(Some records)
((

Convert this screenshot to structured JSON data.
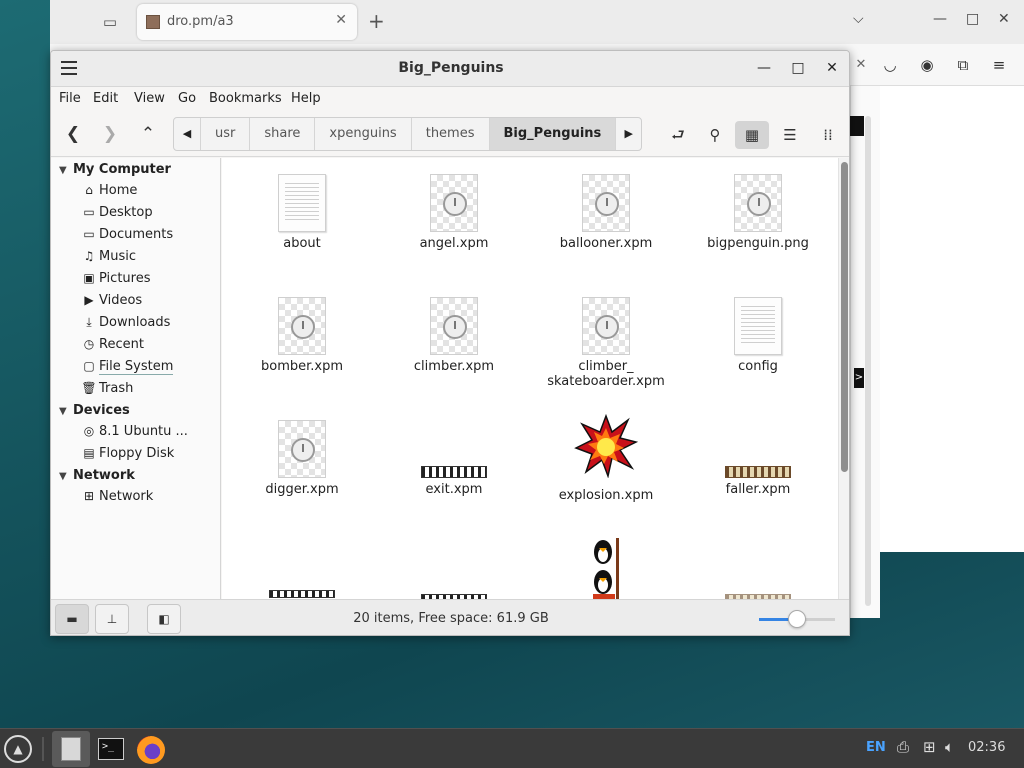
{
  "browser": {
    "tab_title": "dro.pm/a3",
    "tab_close": "✕",
    "new_tab": "+"
  },
  "window": {
    "title": "Big_Penguins",
    "minimize": "—",
    "maximize": "□",
    "close": "✕"
  },
  "menu": [
    "File",
    "Edit",
    "View",
    "Go",
    "Bookmarks",
    "Help"
  ],
  "pathbar": [
    "usr",
    "share",
    "xpenguins",
    "themes",
    "Big_Penguins"
  ],
  "sidebar": {
    "my_computer": "My Computer",
    "places": [
      {
        "label": "Home",
        "icon": "home-icon"
      },
      {
        "label": "Desktop",
        "icon": "folder-icon"
      },
      {
        "label": "Documents",
        "icon": "folder-icon"
      },
      {
        "label": "Music",
        "icon": "music-icon"
      },
      {
        "label": "Pictures",
        "icon": "pictures-icon"
      },
      {
        "label": "Videos",
        "icon": "videos-icon"
      },
      {
        "label": "Downloads",
        "icon": "download-icon"
      },
      {
        "label": "Recent",
        "icon": "recent-icon"
      },
      {
        "label": "File System",
        "icon": "drive-icon"
      },
      {
        "label": "Trash",
        "icon": "trash-icon"
      }
    ],
    "devices": "Devices",
    "device_items": [
      {
        "label": "8.1 Ubuntu ...",
        "icon": "disc-icon"
      },
      {
        "label": "Floppy Disk",
        "icon": "floppy-icon"
      }
    ],
    "network": "Network",
    "network_items": [
      {
        "label": "Network",
        "icon": "network-icon"
      }
    ]
  },
  "files": [
    {
      "name": "about",
      "type": "doc"
    },
    {
      "name": "angel.xpm",
      "type": "img"
    },
    {
      "name": "ballooner.xpm",
      "type": "img"
    },
    {
      "name": "bigpenguin.png",
      "type": "img"
    },
    {
      "name": "bomber.xpm",
      "type": "img"
    },
    {
      "name": "climber.xpm",
      "type": "img"
    },
    {
      "name": "climber_\nskateboarder.xpm",
      "type": "img"
    },
    {
      "name": "config",
      "type": "doc"
    },
    {
      "name": "digger.xpm",
      "type": "img"
    },
    {
      "name": "exit.xpm",
      "type": "strip"
    },
    {
      "name": "explosion.xpm",
      "type": "explosion"
    },
    {
      "name": "faller.xpm",
      "type": "strip-brown"
    }
  ],
  "status": {
    "text": "20 items, Free space: 61.9 GB",
    "zoom_level": 0.5
  },
  "taskbar": {
    "lang": "EN",
    "time": "02:36"
  }
}
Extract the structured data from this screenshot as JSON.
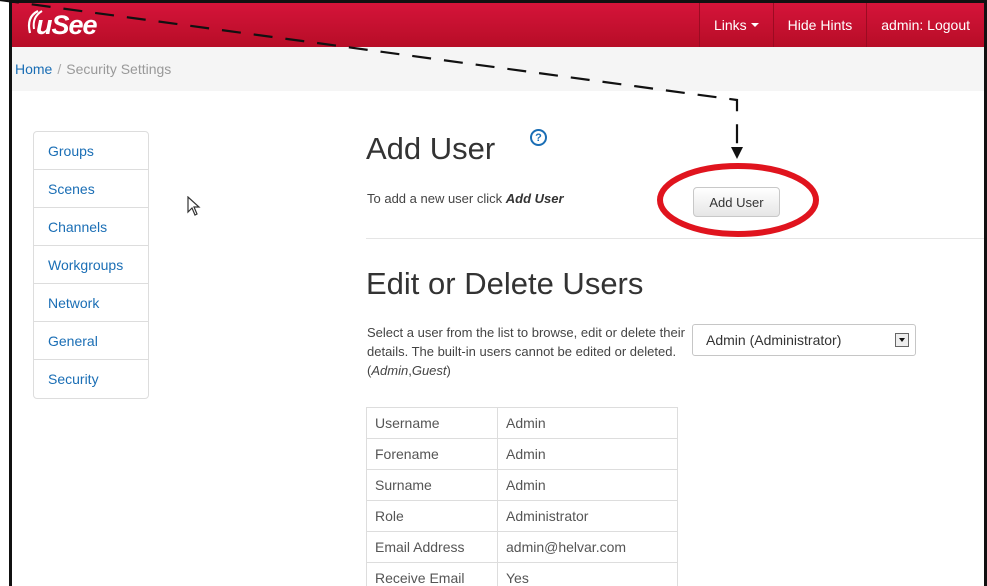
{
  "navbar": {
    "brand": "uSee",
    "links_label": "Links",
    "hide_hints_label": "Hide Hints",
    "logout_label": "admin: Logout"
  },
  "breadcrumb": {
    "home": "Home",
    "separator": "/",
    "current": "Security Settings"
  },
  "sidebar": {
    "items": [
      {
        "label": "Groups"
      },
      {
        "label": "Scenes"
      },
      {
        "label": "Channels"
      },
      {
        "label": "Workgroups"
      },
      {
        "label": "Network"
      },
      {
        "label": "General"
      },
      {
        "label": "Security"
      }
    ]
  },
  "add_user": {
    "title": "Add User",
    "help_icon": "?",
    "instruction_prefix": "To add a new user click ",
    "instruction_emphasis": "Add User",
    "button_label": "Add User"
  },
  "edit_users": {
    "title": "Edit or Delete Users",
    "description_prefix": "Select a user from the list to browse, edit or delete their details. The built-in users cannot be edited or deleted. (",
    "builtin_a": "Admin",
    "builtin_sep": ",",
    "builtin_b": "Guest",
    "description_suffix": ")",
    "selected_user": "Admin (Administrator)",
    "details": [
      {
        "key": "Username",
        "value": "Admin"
      },
      {
        "key": "Forename",
        "value": "Admin"
      },
      {
        "key": "Surname",
        "value": "Admin"
      },
      {
        "key": "Role",
        "value": "Administrator"
      },
      {
        "key": "Email Address",
        "value": "admin@helvar.com"
      },
      {
        "key": "Receive Email",
        "value": "Yes"
      }
    ]
  },
  "colors": {
    "navbar": "#c8102e",
    "link": "#1a6eb5",
    "annotation_circle": "#e0141e"
  }
}
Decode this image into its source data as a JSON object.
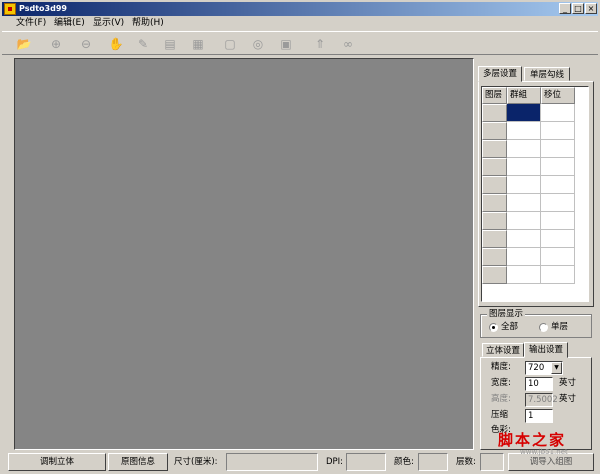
{
  "window": {
    "title": "Psdto3d99"
  },
  "title_buttons": {
    "minimize": "_",
    "maximize": "□",
    "close": "×"
  },
  "menu": [
    "文件(F)",
    "编辑(E)",
    "显示(V)",
    "帮助(H)"
  ],
  "toolbar": [
    {
      "icon": "open-folder-icon",
      "glyph": "📂"
    },
    {
      "icon": "zoom-in-icon",
      "glyph": "⊕"
    },
    {
      "icon": "zoom-out-icon",
      "glyph": "⊖"
    },
    {
      "icon": "hand-tool-icon",
      "glyph": "✋"
    },
    {
      "icon": "pencil-icon",
      "glyph": "✎"
    },
    {
      "icon": "document-icon",
      "glyph": "▤"
    },
    {
      "icon": "layers-icon",
      "glyph": "▦"
    },
    {
      "icon": "frame-icon",
      "glyph": "▢"
    },
    {
      "icon": "target-icon",
      "glyph": "◎"
    },
    {
      "icon": "edit-box-icon",
      "glyph": "▣"
    },
    {
      "icon": "arrow-up-icon",
      "glyph": "⇑"
    },
    {
      "icon": "link-icon",
      "glyph": "∞"
    }
  ],
  "panel": {
    "tabs": [
      "多层设置",
      "单层勾线"
    ],
    "grid_headers": [
      "图层",
      "群組",
      "移位"
    ],
    "row_count": 10,
    "layer_display": {
      "title": "图层显示",
      "options": [
        "全部",
        "单层"
      ],
      "selected": "全部"
    },
    "output_tabs": [
      "立体设置",
      "输出设置"
    ],
    "output": {
      "precision_label": "精度:",
      "precision_value": "720",
      "width_label": "宽度:",
      "width_value": "10",
      "width_unit": "英寸",
      "height_label": "高度:",
      "height_value": "7.5002",
      "height_unit": "英寸",
      "compress_label": "压缩",
      "compress_value": "1",
      "color_label": "色彩:"
    }
  },
  "statusbar": {
    "button1": "调制立体",
    "button2": "原图信息",
    "size_label": "尺寸(厘米):",
    "dpi_label": "DPI:",
    "color_label": "颜色:",
    "layers_label": "层数:",
    "right_text": "调导入组图"
  },
  "watermark": {
    "text": "脚本之家",
    "sub": "www.jb51.net"
  }
}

))

» **What is asked**: Copy out the entries verbatim and leave the images out.

» **Completed exercise**:
Convert this screenshot to structured JSON data.
{
  "browser": {
    "tab_title": "dro.pm/a3",
    "tab_close": "✕",
    "new_tab": "+"
  },
  "window": {
    "title": "Big_Penguins",
    "minimize": "—",
    "maximize": "□",
    "close": "✕"
  },
  "menu": [
    "File",
    "Edit",
    "View",
    "Go",
    "Bookmarks",
    "Help"
  ],
  "pathbar": [
    "usr",
    "share",
    "xpenguins",
    "themes",
    "Big_Penguins"
  ],
  "sidebar": {
    "my_computer": "My Computer",
    "places": [
      {
        "label": "Home",
        "icon": "home-icon"
      },
      {
        "label": "Desktop",
        "icon": "folder-icon"
      },
      {
        "label": "Documents",
        "icon": "folder-icon"
      },
      {
        "label": "Music",
        "icon": "music-icon"
      },
      {
        "label": "Pictures",
        "icon": "pictures-icon"
      },
      {
        "label": "Videos",
        "icon": "videos-icon"
      },
      {
        "label": "Downloads",
        "icon": "download-icon"
      },
      {
        "label": "Recent",
        "icon": "recent-icon"
      },
      {
        "label": "File System",
        "icon": "drive-icon"
      },
      {
        "label": "Trash",
        "icon": "trash-icon"
      }
    ],
    "devices": "Devices",
    "device_items": [
      {
        "label": "8.1 Ubuntu ...",
        "icon": "disc-icon"
      },
      {
        "label": "Floppy Disk",
        "icon": "floppy-icon"
      }
    ],
    "network": "Network",
    "network_items": [
      {
        "label": "Network",
        "icon": "network-icon"
      }
    ]
  },
  "files": [
    {
      "name": "about",
      "type": "doc"
    },
    {
      "name": "angel.xpm",
      "type": "img"
    },
    {
      "name": "ballooner.xpm",
      "type": "img"
    },
    {
      "name": "bigpenguin.png",
      "type": "img"
    },
    {
      "name": "bomber.xpm",
      "type": "img"
    },
    {
      "name": "climber.xpm",
      "type": "img"
    },
    {
      "name": "climber_\nskateboarder.xpm",
      "type": "img"
    },
    {
      "name": "config",
      "type": "doc"
    },
    {
      "name": "digger.xpm",
      "type": "img"
    },
    {
      "name": "exit.xpm",
      "type": "strip"
    },
    {
      "name": "explosion.xpm",
      "type": "explosion"
    },
    {
      "name": "faller.xpm",
      "type": "strip-brown"
    }
  ],
  "status": {
    "text": "20 items, Free space: 61.9 GB",
    "zoom_level": 0.5
  },
  "taskbar": {
    "lang": "EN",
    "time": "02:36"
  }
}
Extract the structured data from this screenshot as JSON.
{
  "navbar": {
    "brand": "uSee",
    "links_label": "Links",
    "hide_hints_label": "Hide Hints",
    "logout_label": "admin: Logout"
  },
  "breadcrumb": {
    "home": "Home",
    "separator": "/",
    "current": "Security Settings"
  },
  "sidebar": {
    "items": [
      {
        "label": "Groups"
      },
      {
        "label": "Scenes"
      },
      {
        "label": "Channels"
      },
      {
        "label": "Workgroups"
      },
      {
        "label": "Network"
      },
      {
        "label": "General"
      },
      {
        "label": "Security"
      }
    ]
  },
  "add_user": {
    "title": "Add User",
    "help_icon": "?",
    "instruction_prefix": "To add a new user click ",
    "instruction_emphasis": "Add User",
    "button_label": "Add User"
  },
  "edit_users": {
    "title": "Edit or Delete Users",
    "description_prefix": "Select a user from the list to browse, edit or delete their details. The built-in users cannot be edited or deleted. (",
    "builtin_a": "Admin",
    "builtin_sep": ",",
    "builtin_b": "Guest",
    "description_suffix": ")",
    "selected_user": "Admin (Administrator)",
    "details": [
      {
        "key": "Username",
        "value": "Admin"
      },
      {
        "key": "Forename",
        "value": "Admin"
      },
      {
        "key": "Surname",
        "value": "Admin"
      },
      {
        "key": "Role",
        "value": "Administrator"
      },
      {
        "key": "Email Address",
        "value": "admin@helvar.com"
      },
      {
        "key": "Receive Email",
        "value": "Yes"
      }
    ]
  },
  "colors": {
    "navbar": "#c8102e",
    "link": "#1a6eb5",
    "annotation_circle": "#e0141e"
  }
}
Decode this image into its source data as a JSON object.
{
  "window": {
    "title": "Psdto3d99"
  },
  "title_buttons": {
    "minimize": "_",
    "maximize": "□",
    "close": "×"
  },
  "menu": [
    "文件(F)",
    "编辑(E)",
    "显示(V)",
    "帮助(H)"
  ],
  "toolbar": [
    {
      "icon": "open-folder-icon",
      "glyph": "📂"
    },
    {
      "icon": "zoom-in-icon",
      "glyph": "⊕"
    },
    {
      "icon": "zoom-out-icon",
      "glyph": "⊖"
    },
    {
      "icon": "hand-tool-icon",
      "glyph": "✋"
    },
    {
      "icon": "pencil-icon",
      "glyph": "✎"
    },
    {
      "icon": "document-icon",
      "glyph": "▤"
    },
    {
      "icon": "layers-icon",
      "glyph": "▦"
    },
    {
      "icon": "frame-icon",
      "glyph": "▢"
    },
    {
      "icon": "target-icon",
      "glyph": "◎"
    },
    {
      "icon": "edit-box-icon",
      "glyph": "▣"
    },
    {
      "icon": "arrow-up-icon",
      "glyph": "⇑"
    },
    {
      "icon": "link-icon",
      "glyph": "∞"
    }
  ],
  "panel": {
    "tabs": [
      "多层设置",
      "单层勾线"
    ],
    "grid_headers": [
      "图层",
      "群組",
      "移位"
    ],
    "row_count": 10,
    "layer_display": {
      "title": "图层显示",
      "options": [
        "全部",
        "单层"
      ],
      "selected": "全部"
    },
    "output_tabs": [
      "立体设置",
      "输出设置"
    ],
    "output": {
      "precision_label": "精度:",
      "precision_value": "720",
      "width_label": "宽度:",
      "width_value": "10",
      "width_unit": "英寸",
      "height_label": "高度:",
      "height_value": "7.5002",
      "height_unit": "英寸",
      "compress_label": "压缩",
      "compress_value": "1",
      "color_label": "色彩:"
    }
  },
  "statusbar": {
    "button1": "调制立体",
    "button2": "原图信息",
    "size_label": "尺寸(厘米):",
    "dpi_label": "DPI:",
    "color_label": "颜色:",
    "layers_label": "层数:",
    "right_text": "调导入组图"
  },
  "watermark": {
    "text": "脚本之家",
    "sub": "www.jb51.net"
  }
}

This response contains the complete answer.